Among the entries below, find how many lines carry the word "Критерии" and state only that figure.

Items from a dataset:
^^^^^^^^^^^^^^^^
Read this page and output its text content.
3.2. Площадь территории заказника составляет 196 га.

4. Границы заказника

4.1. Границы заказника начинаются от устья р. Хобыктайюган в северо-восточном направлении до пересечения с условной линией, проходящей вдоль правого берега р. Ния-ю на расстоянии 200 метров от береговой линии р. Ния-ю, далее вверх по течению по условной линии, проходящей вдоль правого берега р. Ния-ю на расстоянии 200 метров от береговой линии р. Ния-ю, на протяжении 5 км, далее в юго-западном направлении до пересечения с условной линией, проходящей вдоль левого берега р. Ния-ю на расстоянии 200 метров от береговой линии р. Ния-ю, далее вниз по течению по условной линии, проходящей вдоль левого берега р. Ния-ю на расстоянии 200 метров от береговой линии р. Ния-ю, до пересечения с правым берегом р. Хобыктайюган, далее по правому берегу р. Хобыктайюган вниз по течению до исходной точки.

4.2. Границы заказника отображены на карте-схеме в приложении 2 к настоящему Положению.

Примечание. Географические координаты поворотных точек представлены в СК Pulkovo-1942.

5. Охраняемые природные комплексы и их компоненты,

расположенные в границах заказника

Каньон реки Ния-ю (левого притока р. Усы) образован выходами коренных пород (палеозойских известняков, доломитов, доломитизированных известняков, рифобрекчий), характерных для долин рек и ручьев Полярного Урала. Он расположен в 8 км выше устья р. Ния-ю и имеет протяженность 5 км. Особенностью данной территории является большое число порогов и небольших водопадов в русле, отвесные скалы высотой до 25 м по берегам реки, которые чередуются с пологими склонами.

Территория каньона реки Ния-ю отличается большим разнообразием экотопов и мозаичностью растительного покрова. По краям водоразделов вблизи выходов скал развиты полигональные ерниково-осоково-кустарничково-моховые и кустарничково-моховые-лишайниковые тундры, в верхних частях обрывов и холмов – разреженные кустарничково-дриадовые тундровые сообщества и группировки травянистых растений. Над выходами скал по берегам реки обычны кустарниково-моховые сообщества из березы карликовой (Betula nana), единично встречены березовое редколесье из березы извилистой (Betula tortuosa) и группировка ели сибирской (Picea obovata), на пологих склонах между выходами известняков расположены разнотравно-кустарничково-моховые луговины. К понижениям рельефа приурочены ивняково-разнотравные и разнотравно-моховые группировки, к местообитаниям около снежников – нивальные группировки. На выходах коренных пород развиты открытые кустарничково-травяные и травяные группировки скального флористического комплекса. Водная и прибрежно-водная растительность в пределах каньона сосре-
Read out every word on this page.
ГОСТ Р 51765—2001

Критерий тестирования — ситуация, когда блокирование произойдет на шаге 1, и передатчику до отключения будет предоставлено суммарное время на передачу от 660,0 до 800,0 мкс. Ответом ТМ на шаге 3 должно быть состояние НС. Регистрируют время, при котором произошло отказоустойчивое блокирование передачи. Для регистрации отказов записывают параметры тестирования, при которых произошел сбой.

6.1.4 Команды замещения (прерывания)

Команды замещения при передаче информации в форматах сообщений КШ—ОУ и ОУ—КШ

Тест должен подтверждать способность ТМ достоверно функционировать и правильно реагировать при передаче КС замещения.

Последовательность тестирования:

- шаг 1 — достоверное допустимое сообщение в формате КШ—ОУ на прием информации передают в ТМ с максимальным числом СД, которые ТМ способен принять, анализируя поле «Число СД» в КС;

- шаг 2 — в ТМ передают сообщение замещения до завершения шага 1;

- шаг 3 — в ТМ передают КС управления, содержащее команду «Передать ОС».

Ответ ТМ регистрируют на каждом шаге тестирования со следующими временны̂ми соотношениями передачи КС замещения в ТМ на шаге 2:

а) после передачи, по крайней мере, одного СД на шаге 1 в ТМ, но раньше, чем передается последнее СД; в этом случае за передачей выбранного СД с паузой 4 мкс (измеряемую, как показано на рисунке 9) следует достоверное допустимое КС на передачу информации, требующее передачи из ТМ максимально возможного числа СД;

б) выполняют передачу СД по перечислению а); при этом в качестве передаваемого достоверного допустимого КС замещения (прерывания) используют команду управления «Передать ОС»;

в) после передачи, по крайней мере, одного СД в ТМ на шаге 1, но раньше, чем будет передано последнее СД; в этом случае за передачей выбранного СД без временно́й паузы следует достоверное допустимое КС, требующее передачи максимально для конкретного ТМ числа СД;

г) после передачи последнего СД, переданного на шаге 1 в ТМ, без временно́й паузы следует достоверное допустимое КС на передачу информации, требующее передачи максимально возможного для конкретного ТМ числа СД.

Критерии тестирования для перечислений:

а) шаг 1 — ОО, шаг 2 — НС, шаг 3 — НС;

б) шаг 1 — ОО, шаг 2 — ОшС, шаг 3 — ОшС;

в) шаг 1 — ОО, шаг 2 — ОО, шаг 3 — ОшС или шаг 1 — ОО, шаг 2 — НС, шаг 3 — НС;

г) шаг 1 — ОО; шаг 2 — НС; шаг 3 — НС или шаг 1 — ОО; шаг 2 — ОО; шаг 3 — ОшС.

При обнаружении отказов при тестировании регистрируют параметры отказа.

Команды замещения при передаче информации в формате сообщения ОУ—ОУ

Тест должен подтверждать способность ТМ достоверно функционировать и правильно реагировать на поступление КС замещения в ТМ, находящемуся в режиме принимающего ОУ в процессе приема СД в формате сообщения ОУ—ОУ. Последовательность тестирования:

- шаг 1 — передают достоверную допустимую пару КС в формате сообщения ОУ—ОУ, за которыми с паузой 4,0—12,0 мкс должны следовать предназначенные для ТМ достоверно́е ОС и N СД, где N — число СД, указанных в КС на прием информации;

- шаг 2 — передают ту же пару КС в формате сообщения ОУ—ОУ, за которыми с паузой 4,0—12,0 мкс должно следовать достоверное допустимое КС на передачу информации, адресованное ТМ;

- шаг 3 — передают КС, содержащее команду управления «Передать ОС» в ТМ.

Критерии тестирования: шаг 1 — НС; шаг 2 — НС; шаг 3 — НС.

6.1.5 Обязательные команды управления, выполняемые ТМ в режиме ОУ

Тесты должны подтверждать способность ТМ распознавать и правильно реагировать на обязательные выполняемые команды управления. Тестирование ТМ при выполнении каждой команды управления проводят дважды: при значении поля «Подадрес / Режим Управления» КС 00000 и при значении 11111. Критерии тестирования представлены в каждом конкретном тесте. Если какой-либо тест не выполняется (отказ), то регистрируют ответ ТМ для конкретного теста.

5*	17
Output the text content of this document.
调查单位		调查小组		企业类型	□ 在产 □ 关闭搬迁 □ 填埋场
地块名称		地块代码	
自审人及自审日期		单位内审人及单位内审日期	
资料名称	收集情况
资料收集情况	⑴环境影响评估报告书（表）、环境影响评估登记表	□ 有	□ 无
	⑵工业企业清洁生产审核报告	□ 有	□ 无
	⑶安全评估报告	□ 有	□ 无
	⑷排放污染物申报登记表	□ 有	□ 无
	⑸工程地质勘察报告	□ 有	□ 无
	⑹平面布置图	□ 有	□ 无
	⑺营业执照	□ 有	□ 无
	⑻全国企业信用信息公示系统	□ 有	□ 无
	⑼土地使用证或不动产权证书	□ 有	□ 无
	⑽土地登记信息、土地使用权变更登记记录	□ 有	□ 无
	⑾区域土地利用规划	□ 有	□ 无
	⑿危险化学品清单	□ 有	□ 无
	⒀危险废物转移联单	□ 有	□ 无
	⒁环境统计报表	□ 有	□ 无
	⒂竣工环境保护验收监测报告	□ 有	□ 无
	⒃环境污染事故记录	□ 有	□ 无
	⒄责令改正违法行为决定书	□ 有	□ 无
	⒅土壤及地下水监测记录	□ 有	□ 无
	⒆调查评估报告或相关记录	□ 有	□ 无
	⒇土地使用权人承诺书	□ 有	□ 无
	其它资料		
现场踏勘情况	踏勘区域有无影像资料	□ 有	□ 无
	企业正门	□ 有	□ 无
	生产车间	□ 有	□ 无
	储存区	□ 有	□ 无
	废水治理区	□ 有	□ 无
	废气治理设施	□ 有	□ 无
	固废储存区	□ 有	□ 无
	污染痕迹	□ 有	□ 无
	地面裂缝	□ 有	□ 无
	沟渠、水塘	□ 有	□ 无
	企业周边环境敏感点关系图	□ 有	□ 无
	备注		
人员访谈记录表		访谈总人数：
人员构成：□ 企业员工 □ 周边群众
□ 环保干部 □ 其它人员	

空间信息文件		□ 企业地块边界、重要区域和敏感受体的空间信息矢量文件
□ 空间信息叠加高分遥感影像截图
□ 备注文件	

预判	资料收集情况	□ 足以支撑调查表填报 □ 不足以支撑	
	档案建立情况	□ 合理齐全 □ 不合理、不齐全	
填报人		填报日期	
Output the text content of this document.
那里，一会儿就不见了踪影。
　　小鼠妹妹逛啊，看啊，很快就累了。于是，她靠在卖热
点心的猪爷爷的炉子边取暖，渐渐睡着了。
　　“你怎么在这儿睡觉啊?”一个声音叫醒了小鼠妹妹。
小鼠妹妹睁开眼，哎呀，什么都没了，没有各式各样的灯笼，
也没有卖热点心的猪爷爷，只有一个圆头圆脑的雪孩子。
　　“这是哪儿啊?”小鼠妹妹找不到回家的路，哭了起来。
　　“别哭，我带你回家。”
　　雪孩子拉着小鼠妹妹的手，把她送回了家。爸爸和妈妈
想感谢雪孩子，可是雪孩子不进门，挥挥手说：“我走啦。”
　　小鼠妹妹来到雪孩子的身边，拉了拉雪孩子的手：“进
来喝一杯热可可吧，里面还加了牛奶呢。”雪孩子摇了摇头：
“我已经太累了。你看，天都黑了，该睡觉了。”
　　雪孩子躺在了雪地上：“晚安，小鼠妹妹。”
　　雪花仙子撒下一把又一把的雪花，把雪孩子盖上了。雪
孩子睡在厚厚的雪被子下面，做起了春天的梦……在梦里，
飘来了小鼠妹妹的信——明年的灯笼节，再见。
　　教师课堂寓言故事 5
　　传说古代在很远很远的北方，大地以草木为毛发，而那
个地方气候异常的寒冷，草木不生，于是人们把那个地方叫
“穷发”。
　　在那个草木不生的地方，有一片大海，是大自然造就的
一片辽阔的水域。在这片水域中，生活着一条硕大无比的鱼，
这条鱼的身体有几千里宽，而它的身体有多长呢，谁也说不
^^^^^^^^^^^^^^^^
» **FINAL RESULT**
3